- _What is asked_:
Carry on the piece about Rally jump and recall cues from its last sentence.

- _Document segment_:
+-------+

Since I am not familiar with the exact setup on this for competition obedience, would you mind if I use an example with which I am more familiar?

 

In Rally, there is an exercise where the dog is set up in front of a jump, but offset - several feet over. The handler is on the other side of the jump, facing the dog, lined up with the dog. So picture a dog and handler standing about 10 - 15 feet away from each other with a jump in between, but offset several feet.

 

For this exercise, the dog is to run to the jump, take the jump and then come to front before the handler.

 

Now, sometimes a judge will throw a challenge at a team by setting up a recall right next to a jump, so the dog has to run by the jump as he recalls to the handler. This can look to the dog exactly like an offset jump exercise.

 

So, how does the dog know whether to take the jump or run past it in a straight line to the handler? The cue.

 

For the offset jump exercise, the handler might say "out, jump!" And for the recall, the handler might say, "Dog, come front!"

+-------+

- _Dataset content_:
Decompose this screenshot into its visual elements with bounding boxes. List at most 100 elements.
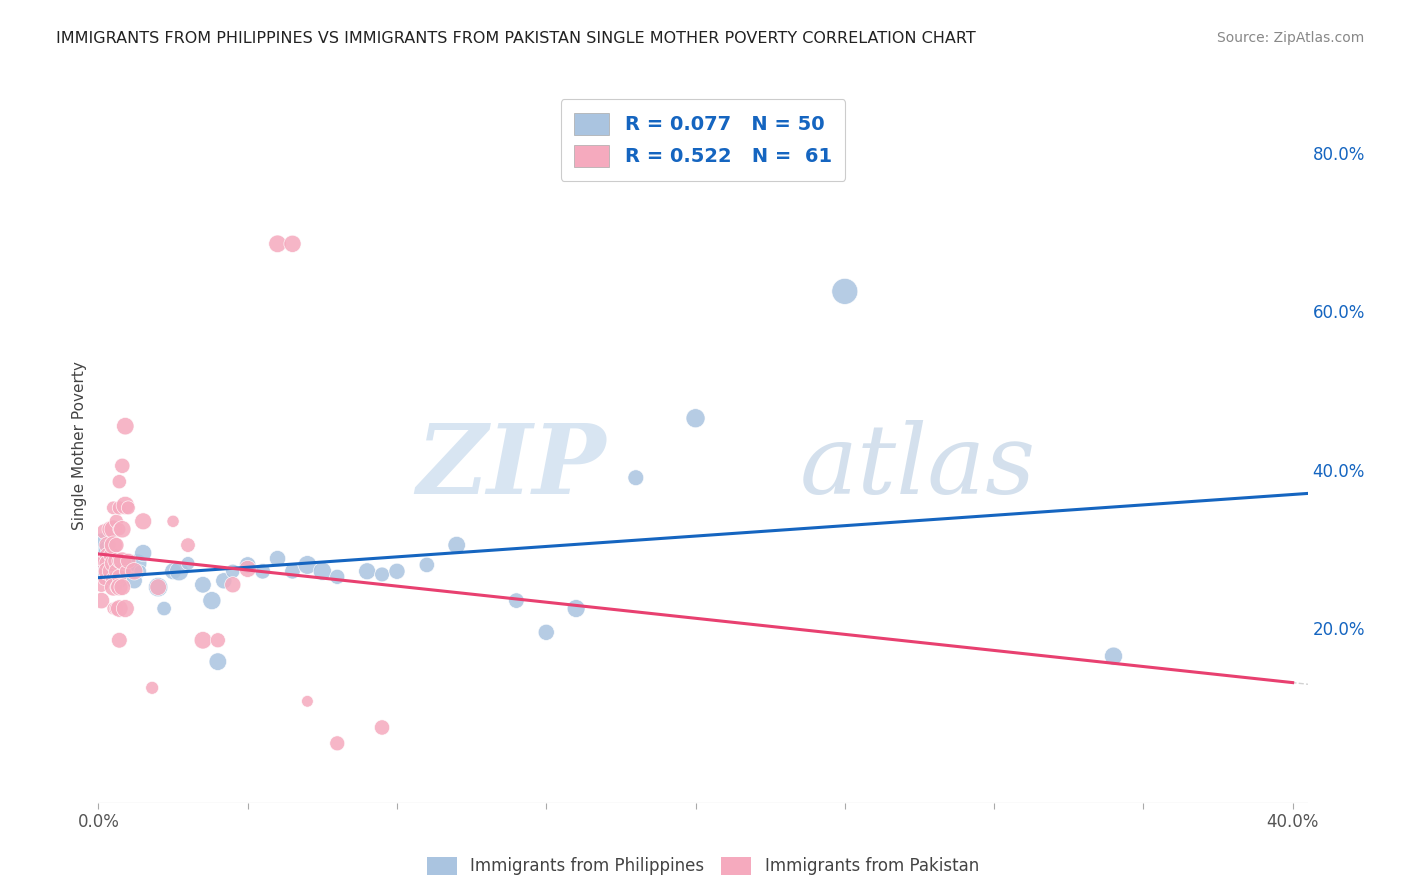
Point [146, 580, 169, 594]
Text: Source: ZipAtlas.com: Source: ZipAtlas.com [1216, 31, 1364, 45]
Point [446, 538, 468, 552]
Point [111, 564, 134, 578]
Point [108, 559, 131, 574]
Point [167, 564, 190, 578]
Point [103, 522, 125, 536]
Point [103, 557, 125, 571]
Point [96, 542, 118, 557]
Point [141, 681, 163, 695]
Point [93, 554, 115, 568]
Point [114, 499, 136, 513]
Point [685, 411, 707, 425]
Point [103, 549, 125, 563]
Point [117, 558, 139, 572]
Point [326, 736, 349, 750]
Point [96, 564, 118, 578]
Point [122, 564, 145, 578]
Point [114, 601, 136, 615]
Point [191, 578, 214, 592]
Point [505, 593, 527, 607]
Point [108, 570, 131, 584]
Point [281, 236, 304, 251]
Point [252, 564, 274, 578]
Point [297, 694, 319, 708]
Point [96, 557, 118, 571]
Point [162, 514, 184, 528]
Point [105, 580, 128, 594]
Point [90, 538, 112, 552]
Point [103, 572, 125, 586]
Point [236, 558, 259, 572]
Point [111, 554, 134, 568]
Point [90, 554, 112, 568]
Point [96, 538, 118, 552]
Point [108, 554, 131, 568]
Legend: Immigrants from Philippines, Immigrants from Pakistan: Immigrants from Philippines, Immigrants … [420, 850, 986, 882]
Point [108, 522, 131, 536]
Y-axis label: Single Mother Poverty: Single Mother Poverty [72, 361, 87, 531]
Point [191, 633, 214, 648]
Point [90, 593, 112, 607]
Point [624, 471, 647, 485]
Text: IMMIGRANTS FROM PHILIPPINES VS IMMIGRANTS FROM PAKISTAN SINGLE MOTHER POVERTY CO: IMMIGRANTS FROM PHILIPPINES VS IMMIGRANT… [56, 31, 976, 46]
Point [122, 574, 145, 588]
Point [236, 562, 259, 576]
Point [103, 500, 125, 515]
Point [103, 564, 125, 578]
Point [108, 633, 131, 648]
Point [98, 564, 121, 578]
Point [93, 572, 115, 586]
Point [132, 514, 155, 528]
Point [222, 578, 245, 592]
Point [153, 601, 176, 615]
Point [117, 500, 139, 515]
Point [201, 593, 224, 607]
Point [207, 633, 229, 648]
Point [93, 562, 115, 576]
Point [117, 554, 139, 568]
Point [326, 570, 349, 584]
Point [96, 549, 118, 563]
Point [416, 558, 439, 572]
Point [266, 551, 288, 566]
Point [108, 475, 131, 489]
Point [98, 572, 121, 586]
Point [177, 557, 200, 571]
Point [98, 522, 121, 536]
Point [93, 564, 115, 578]
Point [105, 567, 128, 582]
Point [111, 580, 134, 594]
Point [98, 557, 121, 571]
Point [132, 546, 155, 560]
Point [90, 578, 112, 592]
Legend: R = 0.077   N = 50, R = 0.522   N =  61: R = 0.077 N = 50, R = 0.522 N = 61 [561, 99, 845, 181]
Point [93, 554, 115, 568]
Point [207, 655, 229, 669]
Point [105, 558, 128, 572]
Point [103, 580, 125, 594]
Point [114, 558, 136, 572]
Point [105, 601, 128, 615]
Point [111, 458, 134, 473]
Point [129, 564, 152, 578]
Point [98, 549, 121, 563]
Point [127, 557, 149, 571]
Text: atlas: atlas [800, 420, 1036, 515]
Point [93, 524, 115, 539]
Point [536, 625, 558, 640]
Point [105, 554, 128, 568]
Point [311, 564, 333, 578]
Point [212, 574, 235, 588]
Point [105, 514, 128, 528]
Point [834, 285, 856, 299]
Point [105, 538, 128, 552]
Point [297, 558, 319, 572]
Point [162, 564, 184, 578]
Point [103, 538, 125, 552]
Point [385, 564, 408, 578]
Point [108, 580, 131, 594]
Point [146, 580, 169, 594]
Point [108, 601, 131, 615]
Point [1102, 649, 1125, 664]
Point [114, 419, 136, 434]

+-------+

- _Reply_:
 

The cue is simply the word, term, or signal that tells the dog what he or she is to do at this point.

 

Yes, the presence of the jump gives the dog information. But if the dog cues off of the jump, you might get one and only one behavior associated with the jump. That's OK if you only ever want your dog to do one thing, but if you want the dog to be able to do different things, cues will give the dog the information needed to do what you want when you ask for it.

 

So the dumbie and jump become the reinforcement to the cue?

 

That depends on the dog. For a dog that LOVES interacting with the dumbell and jumping, then association between the interaction with the dumbell and the jump can make the cue to do so reinforcing.

 

But suppose the dog were indifferent to interacting with the dumbell and jumping. One could use a reinforcer that the dog loves (sniffing, access to a toy, food, permission to look at birds, etc.) to make both the behavior and the cue for that behavior reinforcing for the dog.

 

Does that make sense?

 

So the idea behind the cue is that the dog should want to come set up because the dog knows what comes after is the fun (the reinforcement for the set-up)?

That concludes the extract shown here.